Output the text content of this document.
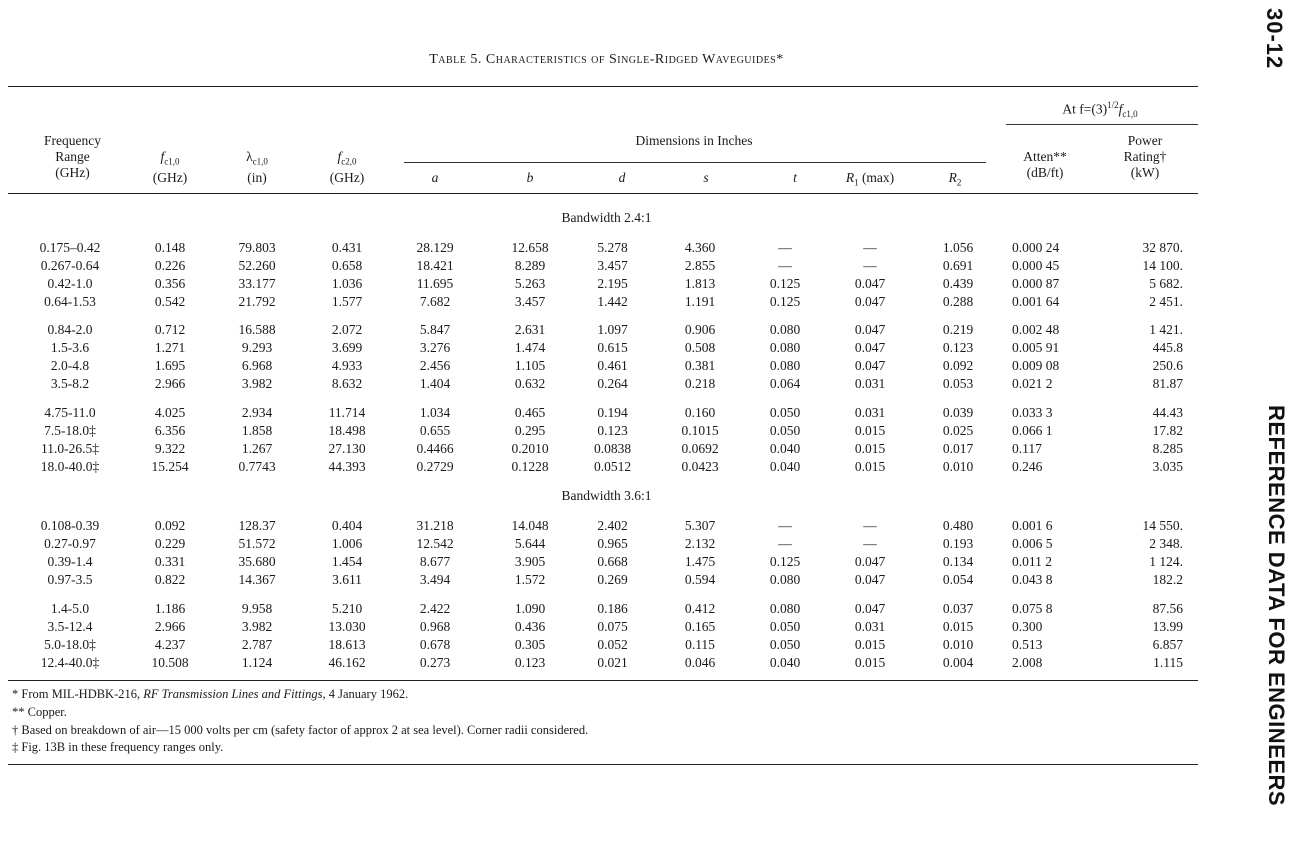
30-12
REFERENCE DATA FOR ENGINEERS
Table 5. Characteristics of Single-Ridged Waveguides*
At $f=(3)^{1/2}f_{c1,0}$
Frequency
Range
(GHz)
$f_{c1,0}$
(GHz)
$\lambda_{c1,0}$
(in)
$f_{c2,0}$
(GHz)
Dimensions in Inches
a	b	d	s	t	$R_1$ (max)	$R_2$
Atten**
(dB/ft)
Power
Rating†
(kW)
Bandwidth 2.4:1
0.175–0.42	0.148	79.803	0.431	28.129	12.658	5.278	4.360	—	—	1.056	0.000 24	32 870.
0.267-0.64	0.226	52.260	0.658	18.421	8.289	3.457	2.855	—	—	0.691	0.000 45	14 100.
0.42-1.0	0.356	33.177	1.036	11.695	5.263	2.195	1.813	0.125	0.047	0.439	0.000 87	5 682.
0.64-1.53	0.542	21.792	1.577	7.682	3.457	1.442	1.191	0.125	0.047	0.288	0.001 64	2 451.
0.84-2.0	0.712	16.588	2.072	5.847	2.631	1.097	0.906	0.080	0.047	0.219	0.002 48	1 421.
1.5-3.6	1.271	9.293	3.699	3.276	1.474	0.615	0.508	0.080	0.047	0.123	0.005 91	445.8
2.0-4.8	1.695	6.968	4.933	2.456	1.105	0.461	0.381	0.080	0.047	0.092	0.009 08	250.6
3.5-8.2	2.966	3.982	8.632	1.404	0.632	0.264	0.218	0.064	0.031	0.053	0.021 2	81.87
4.75-11.0	4.025	2.934	11.714	1.034	0.465	0.194	0.160	0.050	0.031	0.039	0.033 3	44.43
7.5-18.0‡	6.356	1.858	18.498	0.655	0.295	0.123	0.1015	0.050	0.015	0.025	0.066 1	17.82
11.0-26.5‡	9.322	1.267	27.130	0.4466	0.2010	0.0838	0.0692	0.040	0.015	0.017	0.117	8.285
18.0-40.0‡	15.254	0.7743	44.393	0.2729	0.1228	0.0512	0.0423	0.040	0.015	0.010	0.246	3.035
Bandwidth 3.6:1
0.108-0.39	0.092	128.37	0.404	31.218	14.048	2.402	5.307	—	—	0.480	0.001 6	14 550.
0.27-0.97	0.229	51.572	1.006	12.542	5.644	0.965	2.132	—	—	0.193	0.006 5	2 348.
0.39-1.4	0.331	35.680	1.454	8.677	3.905	0.668	1.475	0.125	0.047	0.134	0.011 2	1 124.
0.97-3.5	0.822	14.367	3.611	3.494	1.572	0.269	0.594	0.080	0.047	0.054	0.043 8	182.2
1.4-5.0	1.186	9.958	5.210	2.422	1.090	0.186	0.412	0.080	0.047	0.037	0.075 8	87.56
3.5-12.4	2.966	3.982	13.030	0.968	0.436	0.075	0.165	0.050	0.031	0.015	0.300	13.99
5.0-18.0‡	4.237	2.787	18.613	0.678	0.305	0.052	0.115	0.050	0.015	0.010	0.513	6.857
12.4-40.0‡	10.508	1.124	46.162	0.273	0.123	0.021	0.046	0.040	0.015	0.004	2.008	1.115
* From MIL-HDBK-216, RF Transmission Lines and Fittings, 4 January 1962.
** Copper.
† Based on breakdown of air—15 000 volts per cm (safety factor of approx 2 at sea level). Corner radii considered.
‡ Fig. 13B in these frequency ranges only.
··········
▸ **Prompt**
Skip the pictures and print each record exactly as it stands.

▸ **Exercise solution**
Output the text content of this document.
30-12
REFERENCE DATA FOR ENGINEERS
Table 5. Characteristics of Single-Ridged Waveguides*
At $f=(3)^{1/2}f_{c1,0}$
Frequency
Range
(GHz)
$f_{c1,0}$
(GHz)
$\lambda_{c1,0}$
(in)
$f_{c2,0}$
(GHz)
Dimensions in Inches
a	b	d	s	t	$R_1$ (max)	$R_2$
Atten**
(dB/ft)
Power
Rating†
(kW)
Bandwidth 2.4:1
0.175–0.42	0.148	79.803	0.431	28.129	12.658	5.278	4.360	—	—	1.056	0.000 24	32 870.
0.267-0.64	0.226	52.260	0.658	18.421	8.289	3.457	2.855	—	—	0.691	0.000 45	14 100.
0.42-1.0	0.356	33.177	1.036	11.695	5.263	2.195	1.813	0.125	0.047	0.439	0.000 87	5 682.
0.64-1.53	0.542	21.792	1.577	7.682	3.457	1.442	1.191	0.125	0.047	0.288	0.001 64	2 451.
0.84-2.0	0.712	16.588	2.072	5.847	2.631	1.097	0.906	0.080	0.047	0.219	0.002 48	1 421.
1.5-3.6	1.271	9.293	3.699	3.276	1.474	0.615	0.508	0.080	0.047	0.123	0.005 91	445.8
2.0-4.8	1.695	6.968	4.933	2.456	1.105	0.461	0.381	0.080	0.047	0.092	0.009 08	250.6
3.5-8.2	2.966	3.982	8.632	1.404	0.632	0.264	0.218	0.064	0.031	0.053	0.021 2	81.87
4.75-11.0	4.025	2.934	11.714	1.034	0.465	0.194	0.160	0.050	0.031	0.039	0.033 3	44.43
7.5-18.0‡	6.356	1.858	18.498	0.655	0.295	0.123	0.1015	0.050	0.015	0.025	0.066 1	17.82
11.0-26.5‡	9.322	1.267	27.130	0.4466	0.2010	0.0838	0.0692	0.040	0.015	0.017	0.117	8.285
18.0-40.0‡	15.254	0.7743	44.393	0.2729	0.1228	0.0512	0.0423	0.040	0.015	0.010	0.246	3.035
Bandwidth 3.6:1
0.108-0.39	0.092	128.37	0.404	31.218	14.048	2.402	5.307	—	—	0.480	0.001 6	14 550.
0.27-0.97	0.229	51.572	1.006	12.542	5.644	0.965	2.132	—	—	0.193	0.006 5	2 348.
0.39-1.4	0.331	35.680	1.454	8.677	3.905	0.668	1.475	0.125	0.047	0.134	0.011 2	1 124.
0.97-3.5	0.822	14.367	3.611	3.494	1.572	0.269	0.594	0.080	0.047	0.054	0.043 8	182.2
1.4-5.0	1.186	9.958	5.210	2.422	1.090	0.186	0.412	0.080	0.047	0.037	0.075 8	87.56
3.5-12.4	2.966	3.982	13.030	0.968	0.436	0.075	0.165	0.050	0.031	0.015	0.300	13.99
5.0-18.0‡	4.237	2.787	18.613	0.678	0.305	0.052	0.115	0.050	0.015	0.010	0.513	6.857
12.4-40.0‡	10.508	1.124	46.162	0.273	0.123	0.021	0.046	0.040	0.015	0.004	2.008	1.115
* From MIL-HDBK-216, RF Transmission Lines and Fittings, 4 January 1962.
** Copper.
† Based on breakdown of air—15 000 volts per cm (safety factor of approx 2 at sea level). Corner radii considered.
‡ Fig. 13B in these frequency ranges only.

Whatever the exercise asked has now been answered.